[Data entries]
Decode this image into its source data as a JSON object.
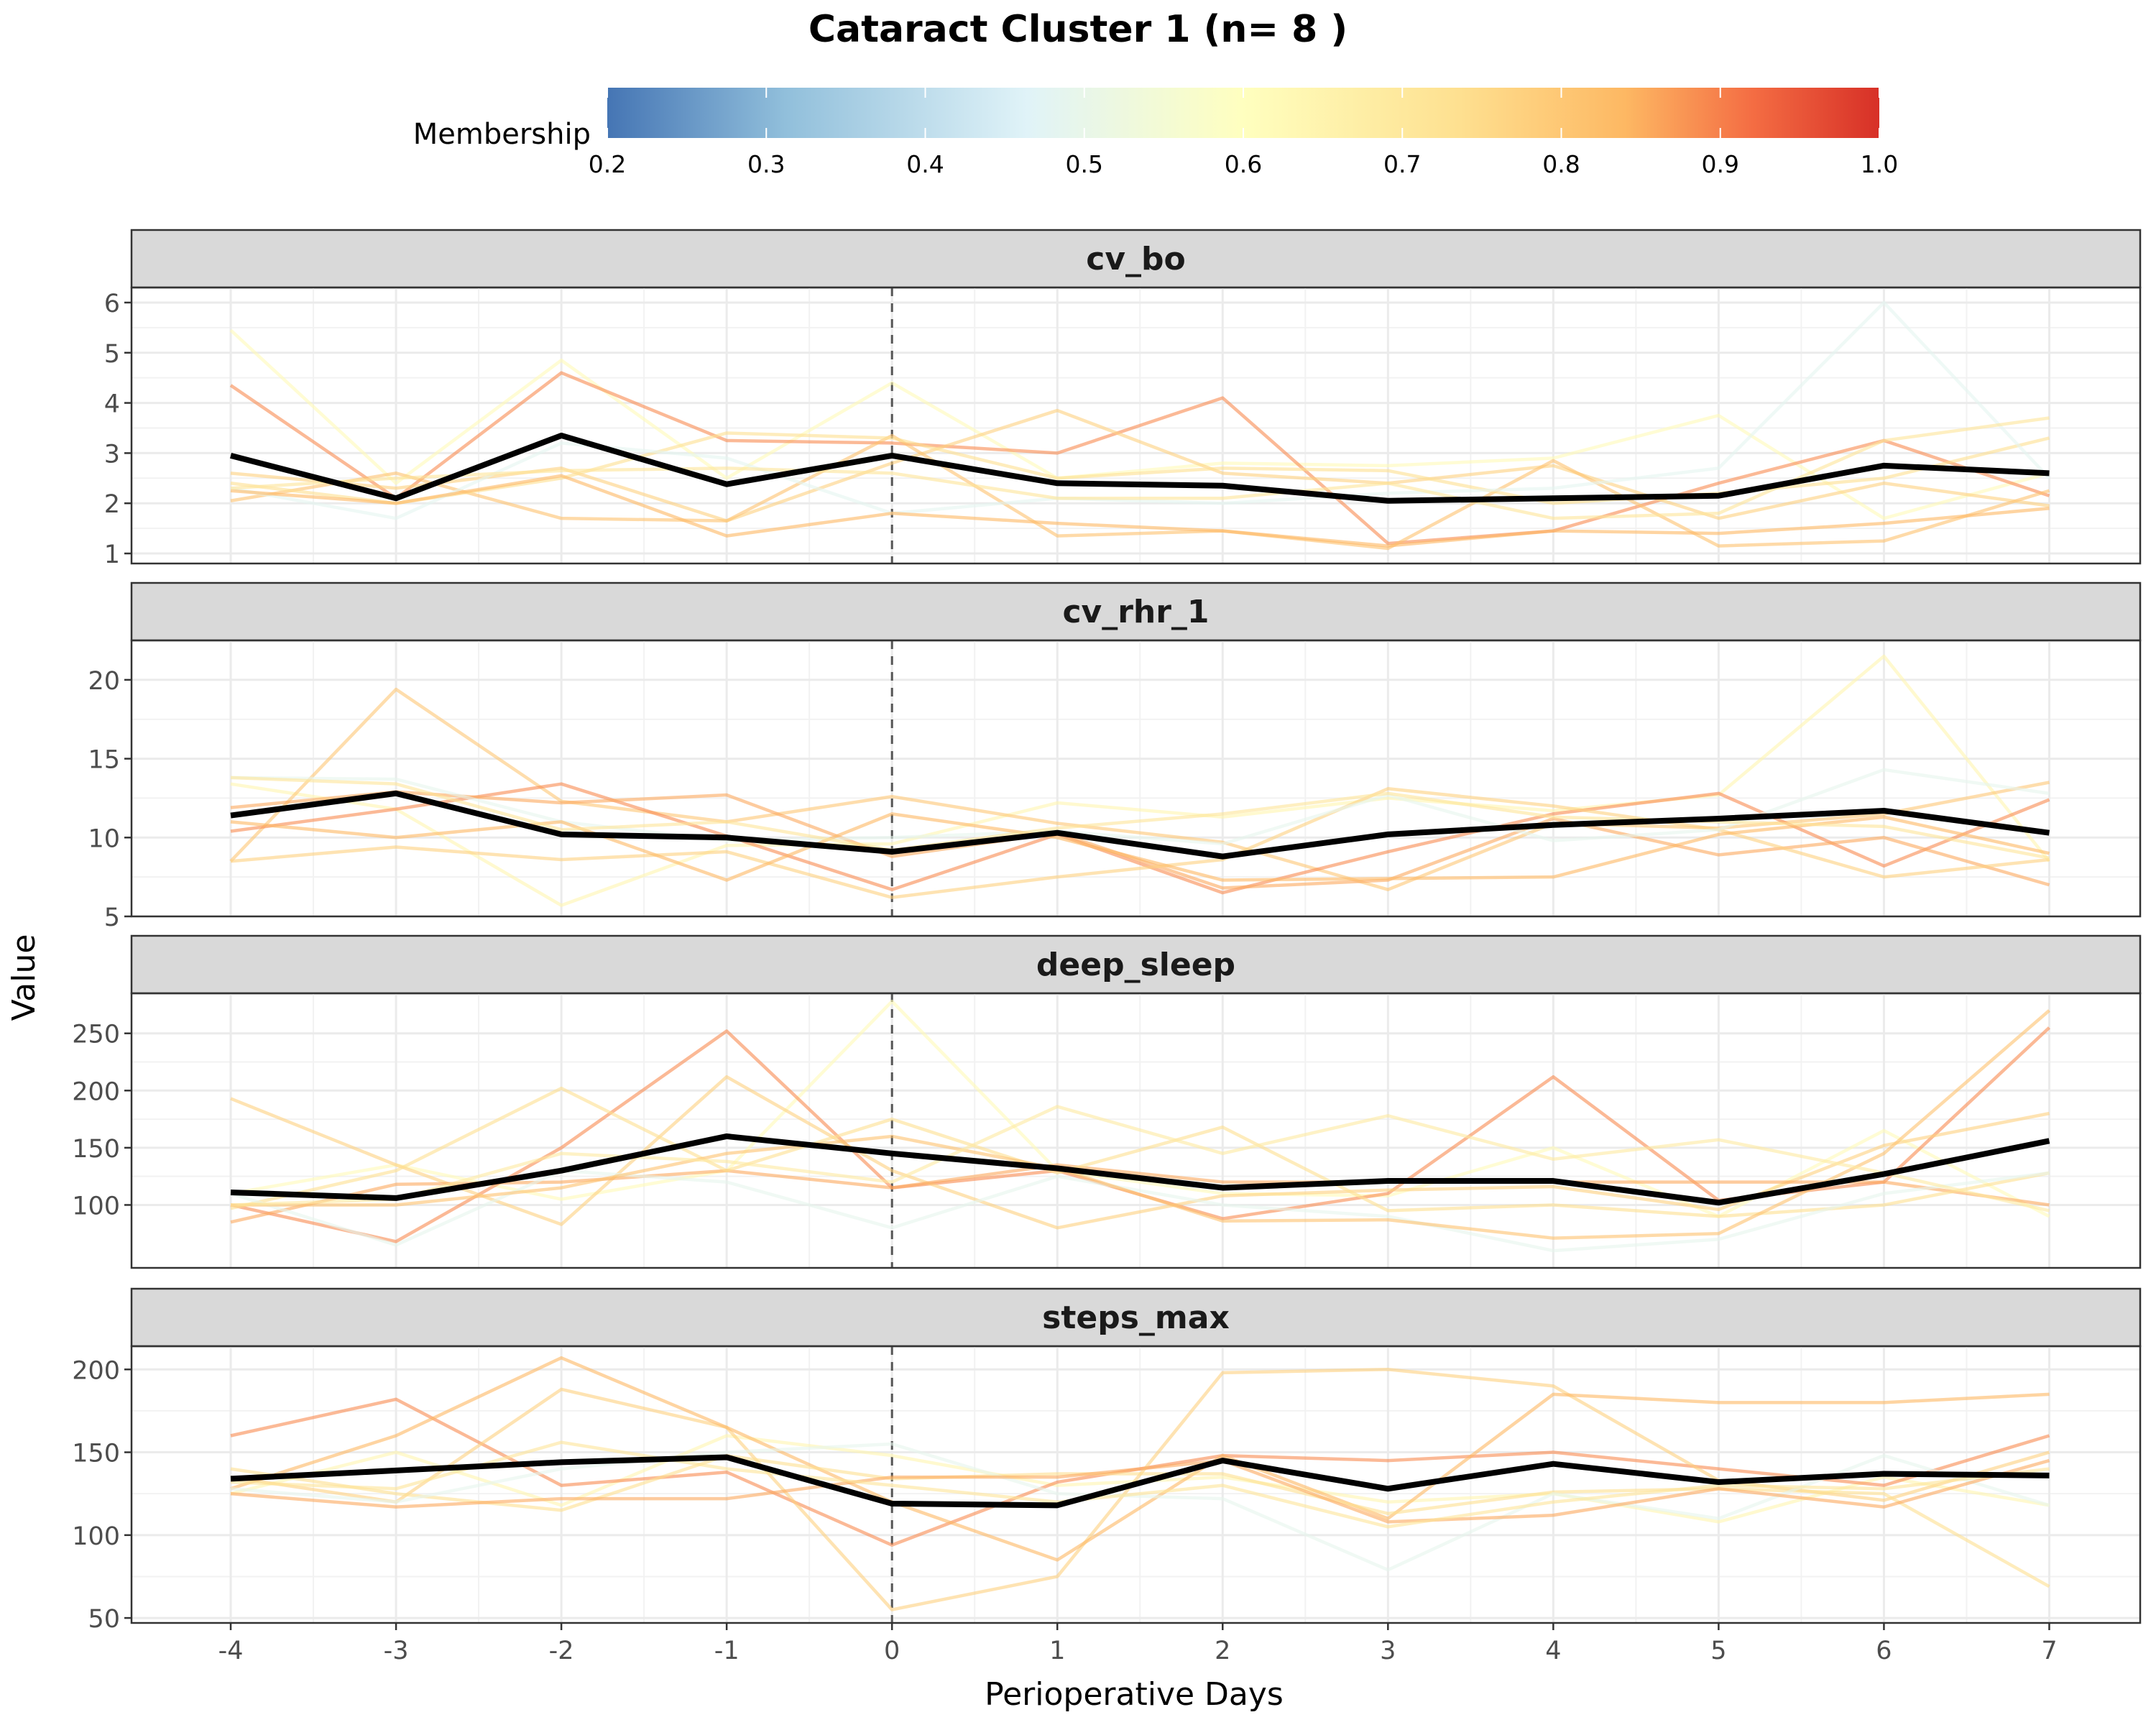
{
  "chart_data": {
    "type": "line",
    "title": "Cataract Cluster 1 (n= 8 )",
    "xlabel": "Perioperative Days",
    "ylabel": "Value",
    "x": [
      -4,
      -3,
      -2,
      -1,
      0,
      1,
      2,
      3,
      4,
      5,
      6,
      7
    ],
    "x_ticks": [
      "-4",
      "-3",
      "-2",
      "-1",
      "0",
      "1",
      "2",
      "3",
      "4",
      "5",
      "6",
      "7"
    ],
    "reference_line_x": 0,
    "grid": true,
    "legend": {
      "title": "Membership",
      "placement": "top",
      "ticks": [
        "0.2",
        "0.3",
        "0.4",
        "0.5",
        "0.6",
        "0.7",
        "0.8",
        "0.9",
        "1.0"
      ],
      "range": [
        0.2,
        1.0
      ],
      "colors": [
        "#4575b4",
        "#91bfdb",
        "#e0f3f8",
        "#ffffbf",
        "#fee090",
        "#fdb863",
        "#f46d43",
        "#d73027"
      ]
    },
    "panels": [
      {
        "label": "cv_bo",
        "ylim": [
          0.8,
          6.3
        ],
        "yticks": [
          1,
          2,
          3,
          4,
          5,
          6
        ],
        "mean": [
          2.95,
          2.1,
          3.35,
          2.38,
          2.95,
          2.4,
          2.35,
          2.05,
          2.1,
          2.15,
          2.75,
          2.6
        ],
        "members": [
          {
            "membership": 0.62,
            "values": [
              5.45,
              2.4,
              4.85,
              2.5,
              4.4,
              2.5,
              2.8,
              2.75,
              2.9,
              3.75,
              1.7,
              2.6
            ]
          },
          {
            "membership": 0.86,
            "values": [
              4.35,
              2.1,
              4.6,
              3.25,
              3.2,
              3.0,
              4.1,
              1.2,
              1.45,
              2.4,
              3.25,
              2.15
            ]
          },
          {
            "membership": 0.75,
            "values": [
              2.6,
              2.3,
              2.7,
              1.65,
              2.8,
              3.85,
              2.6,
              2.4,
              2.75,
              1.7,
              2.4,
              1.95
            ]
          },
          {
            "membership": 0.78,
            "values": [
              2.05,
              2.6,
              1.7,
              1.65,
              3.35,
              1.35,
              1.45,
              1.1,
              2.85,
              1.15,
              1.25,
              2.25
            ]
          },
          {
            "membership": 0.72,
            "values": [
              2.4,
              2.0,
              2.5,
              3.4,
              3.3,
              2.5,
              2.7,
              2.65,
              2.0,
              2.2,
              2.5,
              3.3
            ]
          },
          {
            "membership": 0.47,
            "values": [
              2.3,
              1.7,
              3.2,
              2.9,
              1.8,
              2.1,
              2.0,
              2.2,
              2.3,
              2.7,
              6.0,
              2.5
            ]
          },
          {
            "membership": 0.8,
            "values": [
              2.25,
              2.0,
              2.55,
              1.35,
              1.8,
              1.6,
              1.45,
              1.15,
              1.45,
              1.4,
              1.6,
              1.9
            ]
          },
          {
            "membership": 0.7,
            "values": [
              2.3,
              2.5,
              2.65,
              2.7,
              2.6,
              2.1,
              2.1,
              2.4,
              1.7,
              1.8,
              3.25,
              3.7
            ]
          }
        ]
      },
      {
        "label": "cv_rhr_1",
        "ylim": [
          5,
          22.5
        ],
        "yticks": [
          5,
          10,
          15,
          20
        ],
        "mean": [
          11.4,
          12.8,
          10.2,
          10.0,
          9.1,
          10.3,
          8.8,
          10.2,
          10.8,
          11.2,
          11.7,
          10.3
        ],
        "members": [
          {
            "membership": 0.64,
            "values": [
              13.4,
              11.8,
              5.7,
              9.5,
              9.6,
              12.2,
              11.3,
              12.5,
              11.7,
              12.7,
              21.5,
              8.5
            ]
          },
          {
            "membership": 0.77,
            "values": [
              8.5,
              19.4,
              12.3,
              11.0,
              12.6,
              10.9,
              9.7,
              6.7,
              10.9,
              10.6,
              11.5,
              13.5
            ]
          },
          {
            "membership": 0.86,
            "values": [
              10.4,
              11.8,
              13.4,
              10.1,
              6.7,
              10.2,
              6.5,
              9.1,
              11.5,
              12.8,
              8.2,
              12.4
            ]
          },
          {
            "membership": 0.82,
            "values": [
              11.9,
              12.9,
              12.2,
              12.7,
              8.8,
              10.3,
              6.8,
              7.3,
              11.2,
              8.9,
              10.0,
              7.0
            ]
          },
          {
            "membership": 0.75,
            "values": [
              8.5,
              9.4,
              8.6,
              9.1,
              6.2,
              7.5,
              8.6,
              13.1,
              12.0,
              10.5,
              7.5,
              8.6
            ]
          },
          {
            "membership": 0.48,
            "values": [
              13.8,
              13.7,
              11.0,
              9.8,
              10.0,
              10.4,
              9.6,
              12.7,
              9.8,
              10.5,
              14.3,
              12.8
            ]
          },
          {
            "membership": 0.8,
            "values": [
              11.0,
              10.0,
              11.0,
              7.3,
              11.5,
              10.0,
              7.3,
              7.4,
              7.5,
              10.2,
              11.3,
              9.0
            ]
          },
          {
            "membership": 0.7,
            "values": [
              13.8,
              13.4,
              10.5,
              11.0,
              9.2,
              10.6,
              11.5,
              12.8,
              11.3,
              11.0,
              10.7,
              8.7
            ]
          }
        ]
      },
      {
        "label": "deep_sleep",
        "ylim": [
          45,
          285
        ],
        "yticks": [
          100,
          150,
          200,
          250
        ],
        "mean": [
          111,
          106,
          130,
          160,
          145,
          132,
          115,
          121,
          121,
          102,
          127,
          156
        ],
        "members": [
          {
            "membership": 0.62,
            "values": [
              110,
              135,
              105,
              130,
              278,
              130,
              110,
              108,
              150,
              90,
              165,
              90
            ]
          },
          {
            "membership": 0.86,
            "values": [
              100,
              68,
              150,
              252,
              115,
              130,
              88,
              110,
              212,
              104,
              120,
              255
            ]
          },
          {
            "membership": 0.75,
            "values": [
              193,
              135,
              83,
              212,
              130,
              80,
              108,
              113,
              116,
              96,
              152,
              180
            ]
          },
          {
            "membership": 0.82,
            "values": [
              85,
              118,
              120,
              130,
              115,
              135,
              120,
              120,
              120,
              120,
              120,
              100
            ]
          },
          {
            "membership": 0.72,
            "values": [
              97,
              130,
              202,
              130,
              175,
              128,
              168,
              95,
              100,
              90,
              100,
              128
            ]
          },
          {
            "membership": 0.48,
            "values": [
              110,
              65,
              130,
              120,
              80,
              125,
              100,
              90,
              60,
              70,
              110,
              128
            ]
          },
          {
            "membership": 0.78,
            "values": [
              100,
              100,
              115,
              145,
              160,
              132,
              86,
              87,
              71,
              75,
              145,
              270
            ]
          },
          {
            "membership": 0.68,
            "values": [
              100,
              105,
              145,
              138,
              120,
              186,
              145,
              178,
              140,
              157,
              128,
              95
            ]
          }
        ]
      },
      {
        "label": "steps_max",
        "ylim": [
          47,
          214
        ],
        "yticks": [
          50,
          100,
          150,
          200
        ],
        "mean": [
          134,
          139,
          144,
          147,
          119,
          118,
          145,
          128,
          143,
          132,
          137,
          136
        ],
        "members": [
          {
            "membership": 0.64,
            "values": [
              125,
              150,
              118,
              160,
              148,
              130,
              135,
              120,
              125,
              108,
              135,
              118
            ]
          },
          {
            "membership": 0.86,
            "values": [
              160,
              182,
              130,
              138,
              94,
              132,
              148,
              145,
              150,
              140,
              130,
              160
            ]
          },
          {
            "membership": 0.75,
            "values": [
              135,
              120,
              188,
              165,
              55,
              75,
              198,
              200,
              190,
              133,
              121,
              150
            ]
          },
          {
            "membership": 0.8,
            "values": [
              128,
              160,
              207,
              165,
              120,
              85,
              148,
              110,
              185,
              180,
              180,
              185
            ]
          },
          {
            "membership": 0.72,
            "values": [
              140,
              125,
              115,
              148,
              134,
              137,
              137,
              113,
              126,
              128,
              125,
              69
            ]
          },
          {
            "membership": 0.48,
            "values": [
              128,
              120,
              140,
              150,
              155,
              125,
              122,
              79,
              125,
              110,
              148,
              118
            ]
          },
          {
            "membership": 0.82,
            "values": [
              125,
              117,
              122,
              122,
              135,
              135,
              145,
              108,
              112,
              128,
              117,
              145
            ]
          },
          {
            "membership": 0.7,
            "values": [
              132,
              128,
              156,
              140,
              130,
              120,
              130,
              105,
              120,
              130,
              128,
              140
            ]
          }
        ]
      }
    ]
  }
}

◆ **The exercise**
Filter the records above for lines containing the word "title", and copy those lines.

◆ **Task answer**
    "title": "Cataract Cluster 1 (n= 8 )",
      "title": "Membership",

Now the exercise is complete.